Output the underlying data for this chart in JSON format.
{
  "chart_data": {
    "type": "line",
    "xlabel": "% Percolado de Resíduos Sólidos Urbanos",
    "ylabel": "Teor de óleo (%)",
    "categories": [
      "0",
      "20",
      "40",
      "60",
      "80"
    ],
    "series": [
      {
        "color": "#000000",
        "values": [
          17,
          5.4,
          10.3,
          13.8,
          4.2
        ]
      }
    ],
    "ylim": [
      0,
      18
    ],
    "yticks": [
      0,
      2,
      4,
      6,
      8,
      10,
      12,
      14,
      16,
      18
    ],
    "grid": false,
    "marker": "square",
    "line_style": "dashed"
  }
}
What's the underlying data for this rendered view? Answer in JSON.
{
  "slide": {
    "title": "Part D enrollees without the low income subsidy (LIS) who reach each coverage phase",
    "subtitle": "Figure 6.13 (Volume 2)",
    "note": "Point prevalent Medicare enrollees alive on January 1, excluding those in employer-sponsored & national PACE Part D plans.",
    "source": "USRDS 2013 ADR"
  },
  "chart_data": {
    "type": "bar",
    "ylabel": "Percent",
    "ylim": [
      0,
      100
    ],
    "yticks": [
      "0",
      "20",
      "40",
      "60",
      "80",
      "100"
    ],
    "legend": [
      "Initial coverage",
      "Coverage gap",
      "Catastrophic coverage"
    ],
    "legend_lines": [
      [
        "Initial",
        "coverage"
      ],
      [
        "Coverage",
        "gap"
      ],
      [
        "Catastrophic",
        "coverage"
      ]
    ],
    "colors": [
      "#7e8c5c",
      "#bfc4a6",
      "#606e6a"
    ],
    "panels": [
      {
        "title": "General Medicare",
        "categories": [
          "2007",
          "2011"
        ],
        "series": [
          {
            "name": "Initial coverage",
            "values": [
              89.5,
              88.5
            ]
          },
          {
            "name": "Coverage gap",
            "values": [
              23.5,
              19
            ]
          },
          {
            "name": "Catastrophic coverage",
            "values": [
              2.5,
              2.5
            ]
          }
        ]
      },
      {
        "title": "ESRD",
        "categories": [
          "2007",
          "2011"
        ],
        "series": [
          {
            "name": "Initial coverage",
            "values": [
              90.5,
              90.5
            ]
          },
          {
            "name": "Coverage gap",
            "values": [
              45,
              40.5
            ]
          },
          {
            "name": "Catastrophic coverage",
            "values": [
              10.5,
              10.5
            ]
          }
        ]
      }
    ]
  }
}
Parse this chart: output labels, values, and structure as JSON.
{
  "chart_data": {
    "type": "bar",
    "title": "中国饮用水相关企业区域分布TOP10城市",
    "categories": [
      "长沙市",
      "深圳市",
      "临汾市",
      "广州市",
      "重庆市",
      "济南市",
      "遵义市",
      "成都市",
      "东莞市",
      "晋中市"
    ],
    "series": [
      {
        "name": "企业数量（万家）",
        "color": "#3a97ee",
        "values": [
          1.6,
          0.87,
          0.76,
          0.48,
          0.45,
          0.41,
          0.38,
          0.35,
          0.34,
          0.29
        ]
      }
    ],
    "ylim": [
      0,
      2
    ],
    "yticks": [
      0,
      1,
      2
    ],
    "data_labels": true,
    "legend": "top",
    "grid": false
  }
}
----
### The request
Return a copy of every line that includes the word "Part".

### Final answer
    "title": "Part D enrollees without the low income subsidy (LIS) who reach each coverage phase",
    "note": "Point prevalent Medicare enrollees alive on January 1, excluding those in employer-sponsored & national PACE Part D plans.",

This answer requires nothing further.